» **WHAT IS REQUIRED**:
Scan the lines below; pull out those with "JSON".

[start]

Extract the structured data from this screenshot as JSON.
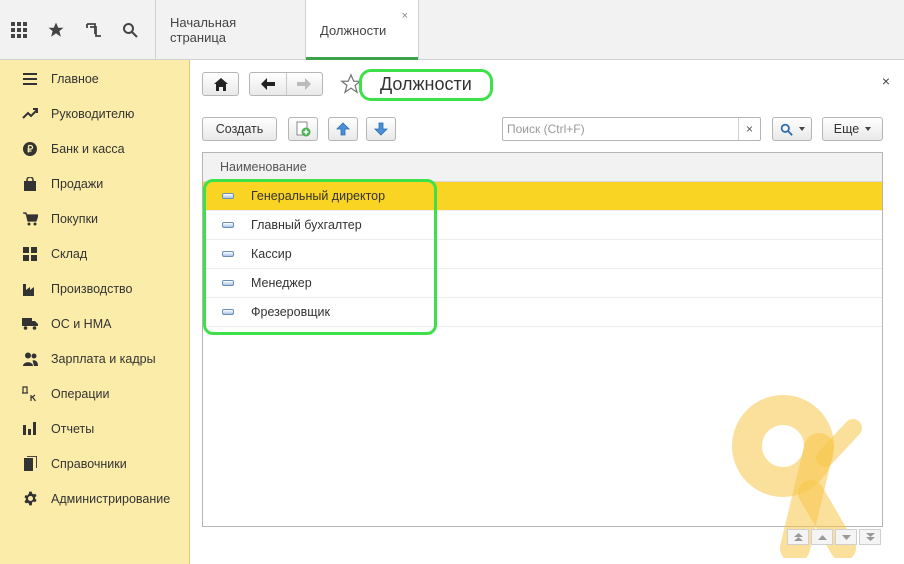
{
  "topbar": {
    "icons": [
      "apps-grid-icon",
      "star-icon",
      "history-icon",
      "search-icon"
    ],
    "tabs": [
      {
        "label": "Начальная страница",
        "active": false
      },
      {
        "label": "Должности",
        "active": true,
        "close": "×"
      }
    ]
  },
  "sidebar": {
    "items": [
      {
        "label": "Главное",
        "icon": "menu-icon"
      },
      {
        "label": "Руководителю",
        "icon": "trend-icon"
      },
      {
        "label": "Банк и касса",
        "icon": "ruble-icon"
      },
      {
        "label": "Продажи",
        "icon": "bag-icon"
      },
      {
        "label": "Покупки",
        "icon": "cart-icon"
      },
      {
        "label": "Склад",
        "icon": "warehouse-icon"
      },
      {
        "label": "Производство",
        "icon": "factory-icon"
      },
      {
        "label": "ОС и НМА",
        "icon": "truck-icon"
      },
      {
        "label": "Зарплата и кадры",
        "icon": "people-icon"
      },
      {
        "label": "Операции",
        "icon": "dt-kt-icon"
      },
      {
        "label": "Отчеты",
        "icon": "bar-chart-icon"
      },
      {
        "label": "Справочники",
        "icon": "books-icon"
      },
      {
        "label": "Администрирование",
        "icon": "gear-icon"
      }
    ]
  },
  "form": {
    "title": "Должности",
    "close": "×",
    "toolbar": {
      "create_label": "Создать",
      "more_label": "Еще",
      "search_placeholder": "Поиск (Ctrl+F)",
      "search_clear": "×"
    },
    "table": {
      "column_header": "Наименование",
      "rows": [
        "Генеральный директор",
        "Главный бухгалтер",
        "Кассир",
        "Менеджер",
        "Фрезеровщик"
      ],
      "selected_index": 0
    }
  },
  "colors": {
    "sidebar_bg": "#fbeda9",
    "selected_row": "#f9d422",
    "highlight_green": "#3ee04a",
    "active_tab_underline": "#3ca34c",
    "watermark": "#f7c64a"
  }
}
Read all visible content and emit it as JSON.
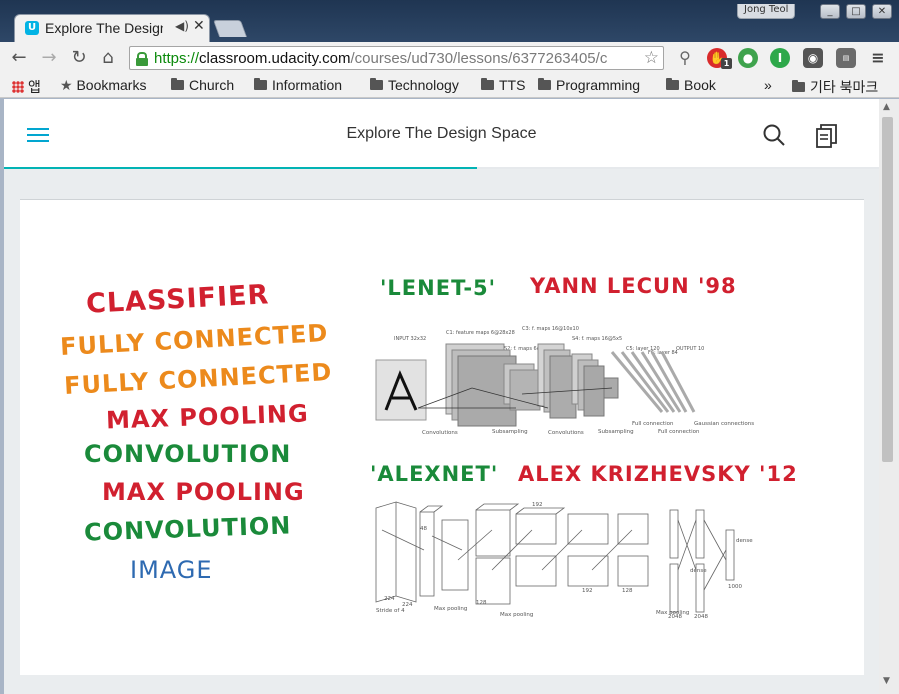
{
  "browser": {
    "tab_title": "Explore The Design Space",
    "profile_name": "Jong Teol",
    "url_scheme": "https://",
    "url_host": "classroom.udacity.com",
    "url_path": "/courses/ud730/lessons/6377263405/c",
    "extension_badge": "1",
    "bookmarks": {
      "apps_label": "앱",
      "bookmarks_label": "Bookmarks",
      "folders": [
        "Church",
        "Information",
        "Technology",
        "TTS",
        "Programming",
        "Book"
      ],
      "overflow": "»",
      "other_bookmarks": "기타 북마크"
    }
  },
  "page": {
    "title": "Explore The Design Space",
    "lesson_progress": 0.54
  },
  "slide": {
    "stack_layers": [
      {
        "text": "CLASSIFIER",
        "color": "#d1202f"
      },
      {
        "text": "FULLY CONNECTED",
        "color": "#ec8a1c"
      },
      {
        "text": "FULLY CONNECTED",
        "color": "#ec8a1c"
      },
      {
        "text": "MAX POOLING",
        "color": "#d1202f"
      },
      {
        "text": "CONVOLUTION",
        "color": "#1a8a3a"
      },
      {
        "text": "MAX POOLING",
        "color": "#d1202f"
      },
      {
        "text": "CONVOLUTION",
        "color": "#1a8a3a"
      },
      {
        "text": "IMAGE",
        "color": "#2e6ab1"
      }
    ],
    "lenet_caption": {
      "name": "'LENET-5'",
      "author": "YANN LECUN '98"
    },
    "lenet_labels": {
      "input": "INPUT 32x32",
      "c1": "C1: feature maps 6@28x28",
      "s2": "S2: f. maps 6@14x14",
      "c3": "C3: f. maps 16@10x10",
      "s4": "S4: f. maps 16@5x5",
      "c5": "C5: layer 120",
      "f6": "F6: layer 84",
      "output": "OUTPUT 10",
      "bottom": [
        "Convolutions",
        "Subsampling",
        "Convolutions",
        "Subsampling",
        "Full connection",
        "Full connection",
        "Gaussian connections"
      ]
    },
    "alexnet_caption": {
      "name": "'ALEXNET'",
      "author": "ALEX KRIZHEVSKY '12"
    },
    "alexnet_labels": {
      "stride": "Stride of 4",
      "maxpool": "Max pooling",
      "dense": "dense",
      "sizes": [
        "224",
        "224",
        "48",
        "128",
        "192",
        "192",
        "128",
        "2048",
        "2048",
        "1000"
      ]
    }
  }
}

[end]

» **ANSWER TO THE PROBLEM**:
Extract the structured data from this screenshot as JSON.
Read all visible content and emit it as JSON.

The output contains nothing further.